Exclude any images and output the remaining records exactly.

───── Source material

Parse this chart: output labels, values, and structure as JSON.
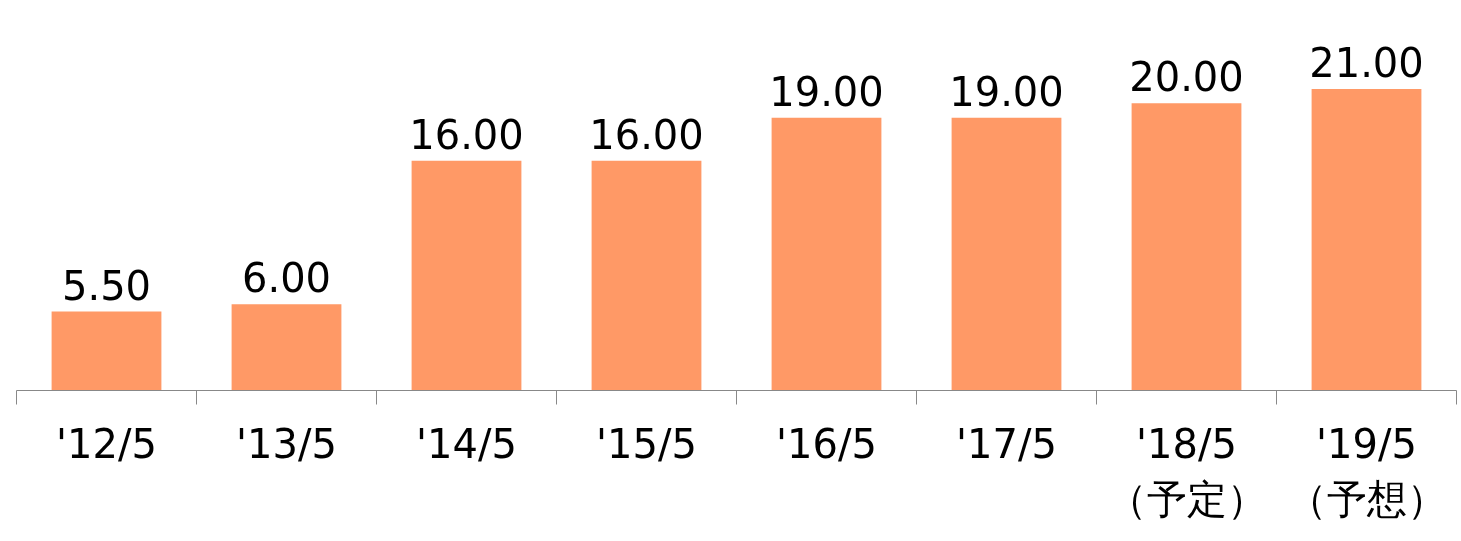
{
  "chart_data": {
    "type": "bar",
    "categories": [
      "'12/5",
      "'13/5",
      "'14/5",
      "'15/5",
      "'16/5",
      "'17/5",
      "'18/5\n（予定）",
      "'19/5\n（予想）"
    ],
    "values": [
      5.5,
      6,
      16,
      16,
      19,
      19,
      20,
      21
    ],
    "value_labels": [
      "5.50",
      "6.00",
      "16.00",
      "16.00",
      "19.00",
      "19.00",
      "20.00",
      "21.00"
    ],
    "color": "#ff9966"
  }
}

──────────

**Task output:**
Parse this chart: output labels, values, and structure as JSON.
{
  "chart_data": {
    "type": "bar",
    "categories": [
      "'12/5",
      "'13/5",
      "'14/5",
      "'15/5",
      "'16/5",
      "'17/5",
      "'18/5\n（予定）",
      "'19/5\n（予想）"
    ],
    "values": [
      5.5,
      6,
      16,
      16,
      19,
      19,
      20,
      21
    ],
    "value_labels": [
      "5.50",
      "6.00",
      "16.00",
      "16.00",
      "19.00",
      "19.00",
      "20.00",
      "21.00"
    ],
    "color": "#ff9966"
  }
}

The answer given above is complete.